• Your goal: Without the images, output each record below as it stands.

• Record list:
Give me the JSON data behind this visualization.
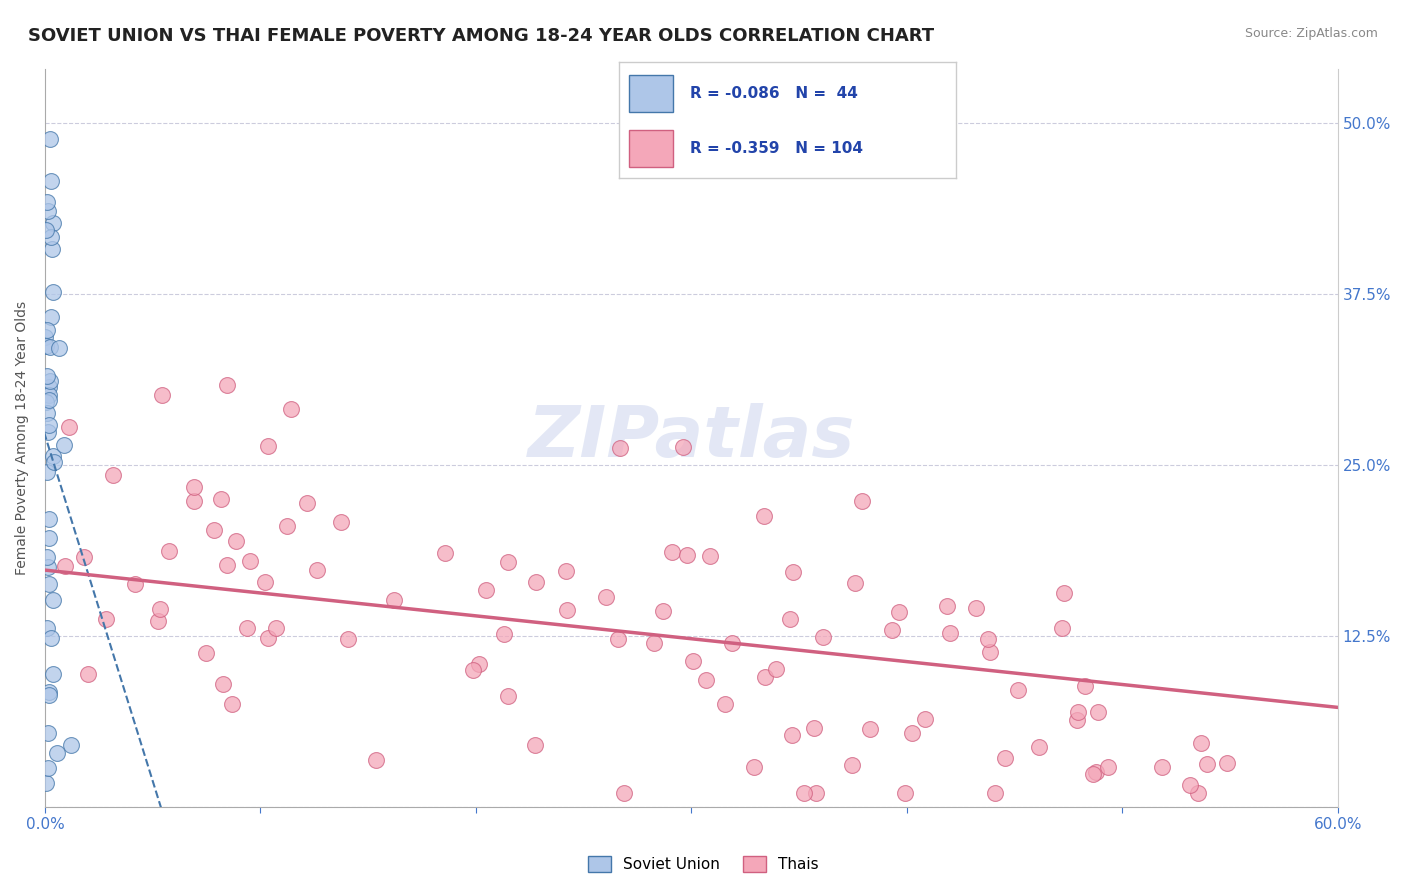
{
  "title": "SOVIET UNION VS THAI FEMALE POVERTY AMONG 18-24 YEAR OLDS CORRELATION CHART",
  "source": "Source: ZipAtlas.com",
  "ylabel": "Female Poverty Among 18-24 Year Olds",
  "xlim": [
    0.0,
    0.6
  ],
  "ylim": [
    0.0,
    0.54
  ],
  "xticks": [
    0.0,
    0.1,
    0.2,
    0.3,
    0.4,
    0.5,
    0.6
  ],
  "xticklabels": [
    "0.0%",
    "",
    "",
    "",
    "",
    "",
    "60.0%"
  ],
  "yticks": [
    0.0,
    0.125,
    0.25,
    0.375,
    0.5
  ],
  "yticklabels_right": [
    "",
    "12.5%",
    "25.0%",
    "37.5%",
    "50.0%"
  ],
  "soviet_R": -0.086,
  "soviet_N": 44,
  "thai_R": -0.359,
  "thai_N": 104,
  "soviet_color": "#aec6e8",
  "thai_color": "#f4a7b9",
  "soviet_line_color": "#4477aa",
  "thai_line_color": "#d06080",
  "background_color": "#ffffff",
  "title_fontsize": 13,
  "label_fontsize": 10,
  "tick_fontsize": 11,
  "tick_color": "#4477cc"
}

• Output:
Give me the JSON data behind this visualization.
{
  "title": "SOVIET UNION VS THAI FEMALE POVERTY AMONG 18-24 YEAR OLDS CORRELATION CHART",
  "source": "Source: ZipAtlas.com",
  "ylabel": "Female Poverty Among 18-24 Year Olds",
  "xlim": [
    0.0,
    0.6
  ],
  "ylim": [
    0.0,
    0.54
  ],
  "xticks": [
    0.0,
    0.1,
    0.2,
    0.3,
    0.4,
    0.5,
    0.6
  ],
  "xticklabels": [
    "0.0%",
    "",
    "",
    "",
    "",
    "",
    "60.0%"
  ],
  "yticks": [
    0.0,
    0.125,
    0.25,
    0.375,
    0.5
  ],
  "yticklabels_right": [
    "",
    "12.5%",
    "25.0%",
    "37.5%",
    "50.0%"
  ],
  "soviet_R": -0.086,
  "soviet_N": 44,
  "thai_R": -0.359,
  "thai_N": 104,
  "soviet_color": "#aec6e8",
  "thai_color": "#f4a7b9",
  "soviet_line_color": "#4477aa",
  "thai_line_color": "#d06080",
  "background_color": "#ffffff",
  "title_fontsize": 13,
  "label_fontsize": 10,
  "tick_fontsize": 11,
  "tick_color": "#4477cc"
}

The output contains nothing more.